§ **RECORDS SUPPLIED**:
____________

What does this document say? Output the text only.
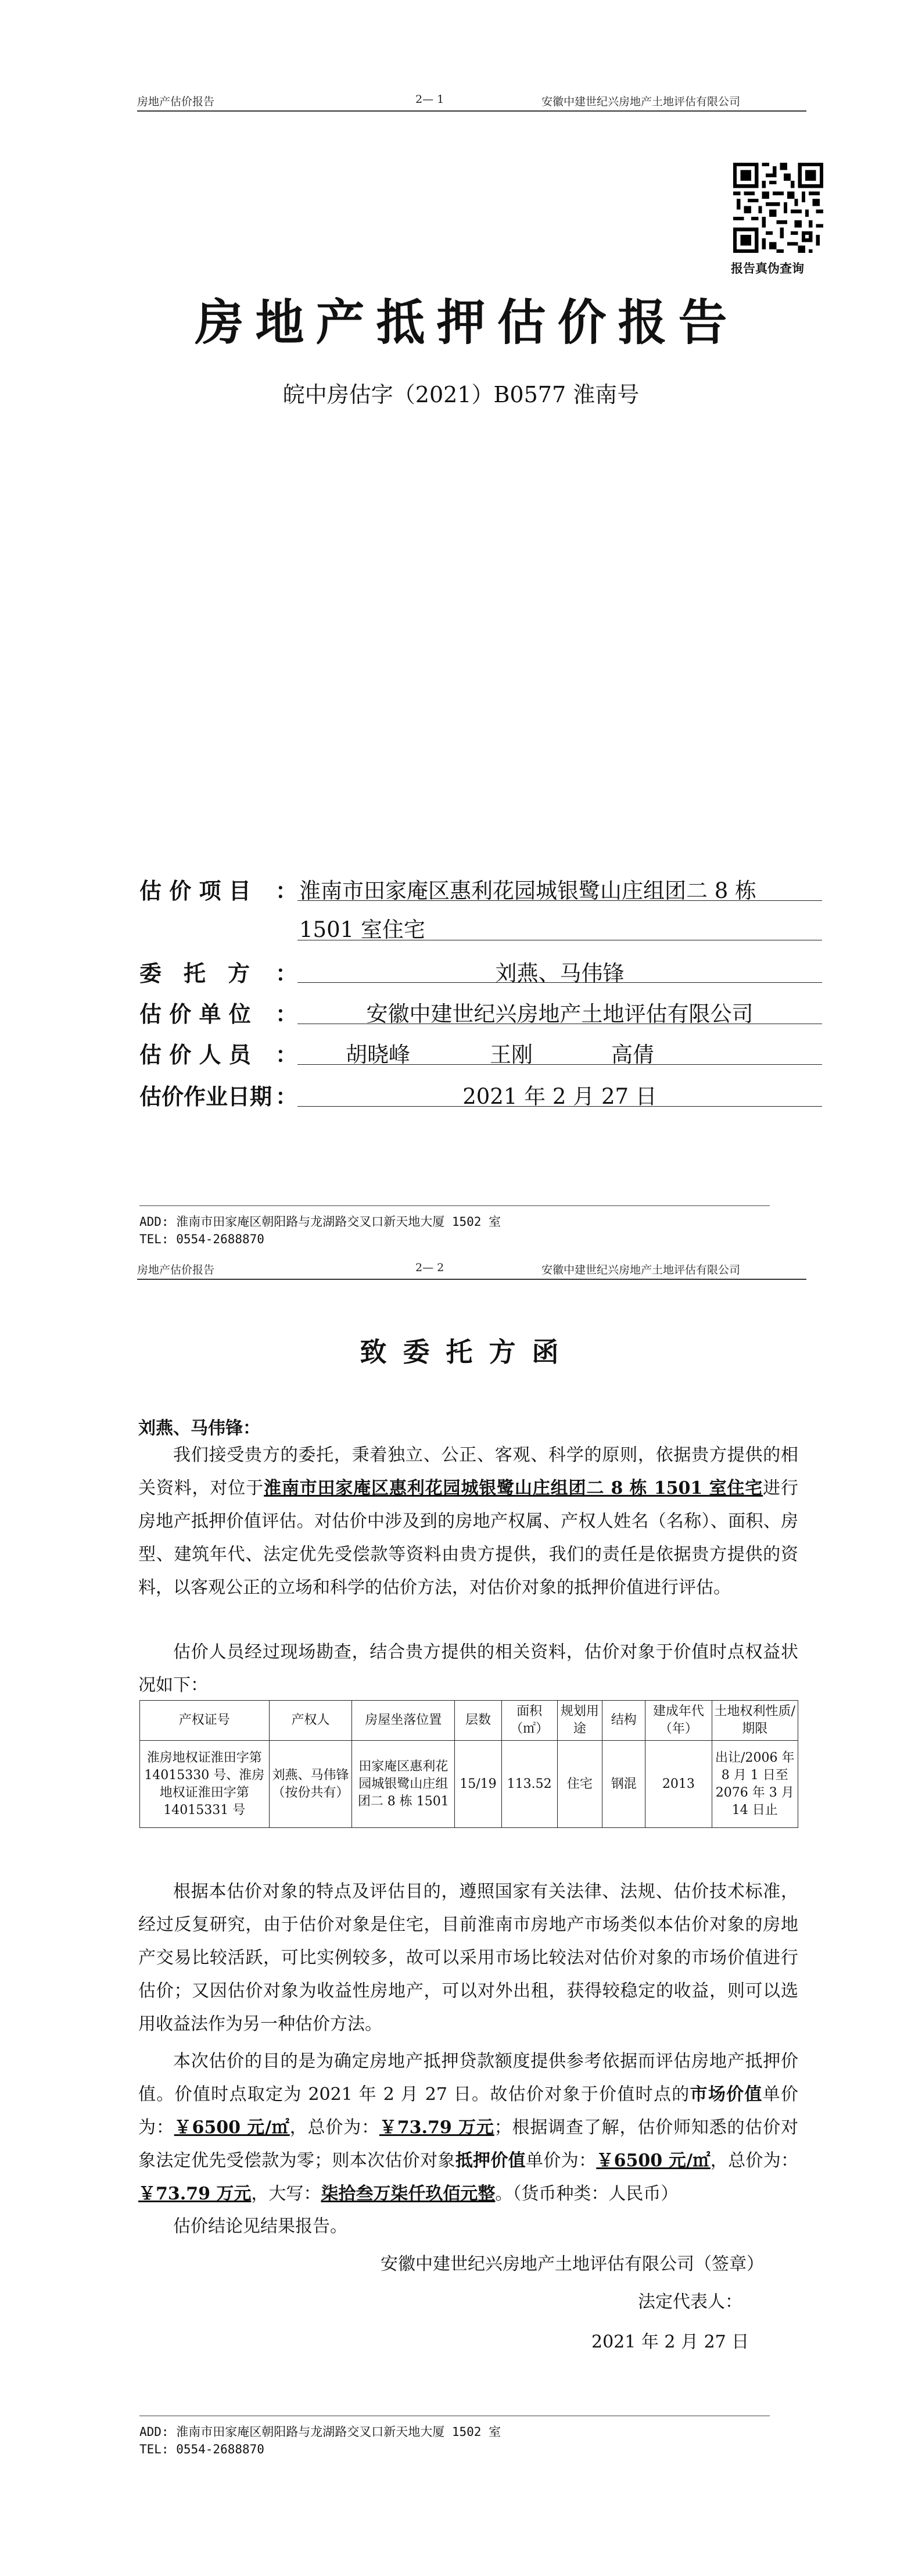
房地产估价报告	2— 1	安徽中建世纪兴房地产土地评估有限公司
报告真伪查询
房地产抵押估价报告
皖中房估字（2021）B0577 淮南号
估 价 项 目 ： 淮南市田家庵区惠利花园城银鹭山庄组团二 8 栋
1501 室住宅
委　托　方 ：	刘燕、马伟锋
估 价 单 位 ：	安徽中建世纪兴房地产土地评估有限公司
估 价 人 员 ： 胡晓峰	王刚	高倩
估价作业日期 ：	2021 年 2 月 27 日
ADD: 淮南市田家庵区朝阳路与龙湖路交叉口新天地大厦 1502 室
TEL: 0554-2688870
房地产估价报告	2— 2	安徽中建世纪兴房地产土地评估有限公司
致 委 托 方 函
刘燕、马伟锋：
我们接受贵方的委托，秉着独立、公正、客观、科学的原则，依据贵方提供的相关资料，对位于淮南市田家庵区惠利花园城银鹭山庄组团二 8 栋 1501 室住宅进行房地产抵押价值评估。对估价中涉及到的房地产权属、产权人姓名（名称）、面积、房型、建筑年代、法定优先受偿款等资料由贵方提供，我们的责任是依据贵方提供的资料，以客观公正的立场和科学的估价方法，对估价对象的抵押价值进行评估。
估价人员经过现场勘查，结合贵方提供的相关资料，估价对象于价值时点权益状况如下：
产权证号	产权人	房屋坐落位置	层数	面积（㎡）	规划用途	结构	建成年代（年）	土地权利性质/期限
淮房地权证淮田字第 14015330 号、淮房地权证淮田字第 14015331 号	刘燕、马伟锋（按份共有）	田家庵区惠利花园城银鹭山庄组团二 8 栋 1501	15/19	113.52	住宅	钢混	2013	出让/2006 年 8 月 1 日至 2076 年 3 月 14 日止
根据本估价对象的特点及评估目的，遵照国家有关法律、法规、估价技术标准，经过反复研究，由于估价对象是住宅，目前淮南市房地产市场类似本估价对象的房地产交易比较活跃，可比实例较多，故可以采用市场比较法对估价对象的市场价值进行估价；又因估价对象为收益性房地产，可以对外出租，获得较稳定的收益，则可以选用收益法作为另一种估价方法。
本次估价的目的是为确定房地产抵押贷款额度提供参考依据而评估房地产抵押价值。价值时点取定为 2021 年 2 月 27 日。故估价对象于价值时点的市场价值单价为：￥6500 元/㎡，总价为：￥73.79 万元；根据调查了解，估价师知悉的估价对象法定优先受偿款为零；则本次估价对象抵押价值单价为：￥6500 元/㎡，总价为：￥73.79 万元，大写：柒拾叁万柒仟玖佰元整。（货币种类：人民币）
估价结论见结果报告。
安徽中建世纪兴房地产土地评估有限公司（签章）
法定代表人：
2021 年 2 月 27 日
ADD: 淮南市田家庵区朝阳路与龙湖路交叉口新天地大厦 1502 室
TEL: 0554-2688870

____________

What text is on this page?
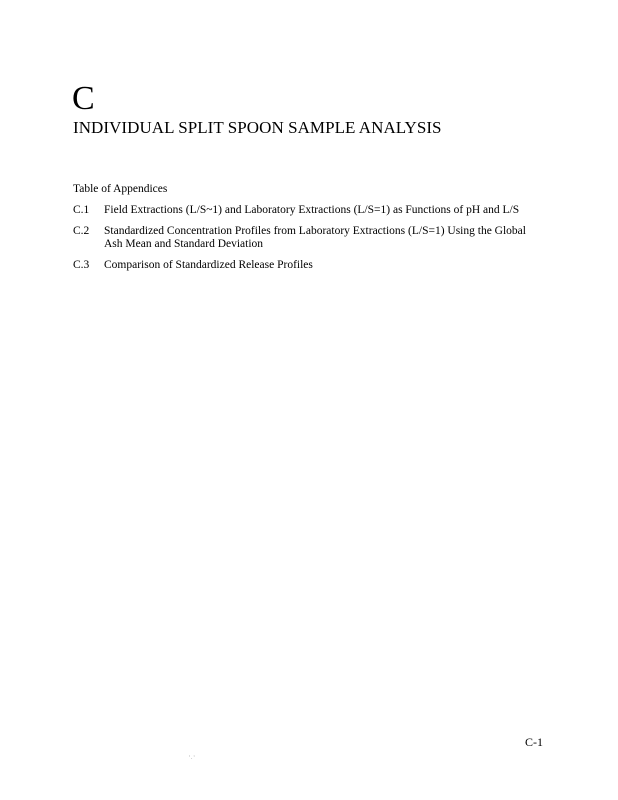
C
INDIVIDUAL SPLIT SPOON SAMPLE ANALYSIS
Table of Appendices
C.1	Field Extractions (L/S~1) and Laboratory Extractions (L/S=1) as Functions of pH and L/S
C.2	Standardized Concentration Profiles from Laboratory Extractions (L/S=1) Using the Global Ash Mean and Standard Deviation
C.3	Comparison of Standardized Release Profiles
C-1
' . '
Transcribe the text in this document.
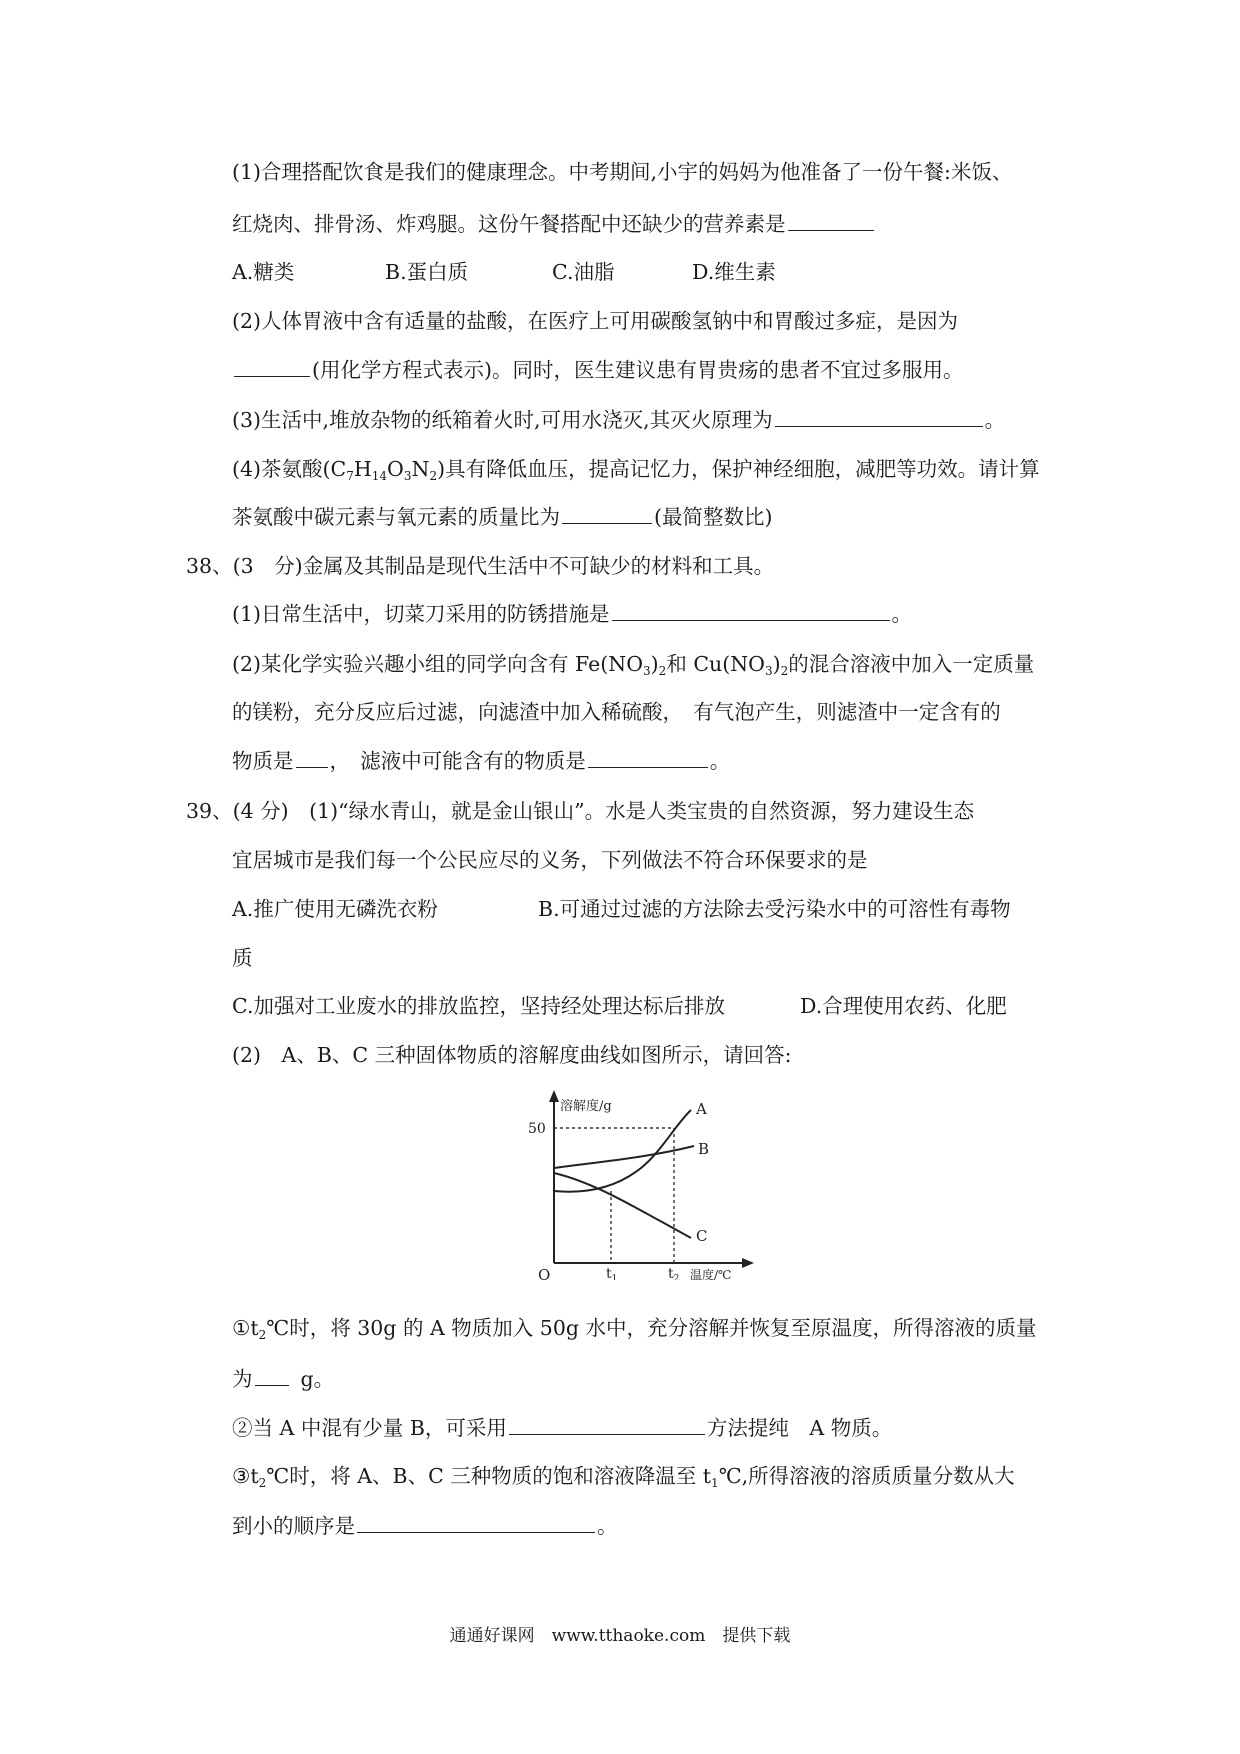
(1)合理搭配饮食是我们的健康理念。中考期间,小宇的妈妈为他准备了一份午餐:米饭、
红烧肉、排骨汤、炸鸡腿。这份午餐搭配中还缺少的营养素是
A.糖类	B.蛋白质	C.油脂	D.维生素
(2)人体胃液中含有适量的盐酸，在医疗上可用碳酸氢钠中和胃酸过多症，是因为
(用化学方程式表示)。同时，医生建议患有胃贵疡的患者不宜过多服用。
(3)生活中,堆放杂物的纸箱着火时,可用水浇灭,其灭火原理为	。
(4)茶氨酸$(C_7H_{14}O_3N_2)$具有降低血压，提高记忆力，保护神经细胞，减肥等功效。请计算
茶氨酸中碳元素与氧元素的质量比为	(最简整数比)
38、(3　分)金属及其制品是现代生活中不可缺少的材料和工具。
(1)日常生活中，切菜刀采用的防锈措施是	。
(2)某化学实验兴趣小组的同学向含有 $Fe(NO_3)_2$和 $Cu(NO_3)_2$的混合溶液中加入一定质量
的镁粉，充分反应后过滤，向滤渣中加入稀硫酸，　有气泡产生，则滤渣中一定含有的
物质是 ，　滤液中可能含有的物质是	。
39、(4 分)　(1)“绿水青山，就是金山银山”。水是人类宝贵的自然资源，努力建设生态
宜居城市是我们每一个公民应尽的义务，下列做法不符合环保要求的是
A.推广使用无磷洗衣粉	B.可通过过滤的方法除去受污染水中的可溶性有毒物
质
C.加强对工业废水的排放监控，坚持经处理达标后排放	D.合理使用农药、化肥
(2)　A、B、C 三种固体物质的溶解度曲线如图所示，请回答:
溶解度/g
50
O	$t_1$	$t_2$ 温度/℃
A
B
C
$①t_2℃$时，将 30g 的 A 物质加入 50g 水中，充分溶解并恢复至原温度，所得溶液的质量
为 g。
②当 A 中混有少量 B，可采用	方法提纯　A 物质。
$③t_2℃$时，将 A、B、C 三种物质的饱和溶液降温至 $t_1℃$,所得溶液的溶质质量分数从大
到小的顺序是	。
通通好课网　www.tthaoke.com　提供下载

____________

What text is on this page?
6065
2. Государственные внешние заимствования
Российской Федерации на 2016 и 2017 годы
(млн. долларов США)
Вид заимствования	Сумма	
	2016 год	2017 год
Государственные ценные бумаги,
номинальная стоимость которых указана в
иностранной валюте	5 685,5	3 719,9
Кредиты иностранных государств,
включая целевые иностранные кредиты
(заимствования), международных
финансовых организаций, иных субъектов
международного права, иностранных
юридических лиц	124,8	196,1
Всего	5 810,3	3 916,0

____________

§ **EXERCISE REQUIREMENTS**:
Go over the data above and copy every line that has the word "安徽中建世纪兴房地产土地评估有限公司" in it.

§ **ANSWER TO THE TASK**:
房地产估价报告	2— 1	安徽中建世纪兴房地产土地评估有限公司
估 价 单 位 ：	安徽中建世纪兴房地产土地评估有限公司
房地产估价报告	2— 2	安徽中建世纪兴房地产土地评估有限公司
安徽中建世纪兴房地产土地评估有限公司（签章）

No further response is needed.